*YOUR TASK*: Show all lines that include the string "heatmap"; copy each one.

%%

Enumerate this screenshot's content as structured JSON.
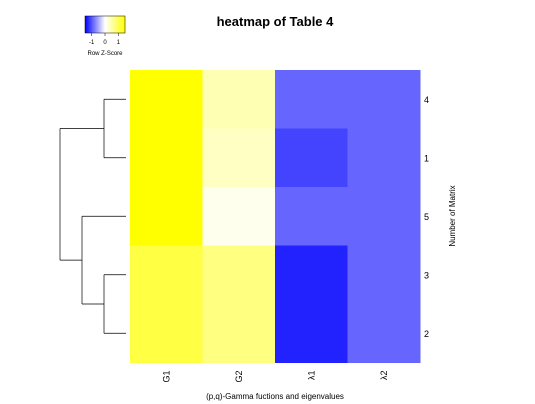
{
  "chart_data": {
    "type": "heatmap",
    "title": "heatmap of Table 4",
    "xlabel": "(p,q)-Gamma fuctions and eigenvalues",
    "ylabel": "Number of Matrix",
    "columns": [
      "G1",
      "G2",
      "λ1",
      "λ2"
    ],
    "rows": [
      "4",
      "1",
      "5",
      "3",
      "2"
    ],
    "values": [
      [
        1.5,
        0.45,
        -0.9,
        -0.9
      ],
      [
        1.5,
        0.35,
        -1.1,
        -0.9
      ],
      [
        1.5,
        0.1,
        -0.9,
        -0.9
      ],
      [
        1.1,
        0.75,
        -1.3,
        -0.9
      ],
      [
        1.1,
        0.75,
        -1.3,
        -0.9
      ]
    ],
    "color_key": {
      "label": "Row Z-Score",
      "ticks": [
        "-1",
        "0",
        "1"
      ],
      "range": [
        -1.5,
        1.5
      ],
      "low_color": "#0000ff",
      "mid_color": "#ffffff",
      "high_color": "#ffff00"
    },
    "row_dendrogram": [
      [
        3,
        4
      ],
      [
        0,
        1
      ],
      [
        5,
        2
      ],
      [
        7,
        6
      ]
    ],
    "col_dendrogram": false
  }
}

%%

*RESPONSE BELOW*:
    "type": "heatmap",
    "title": "heatmap of Table 4",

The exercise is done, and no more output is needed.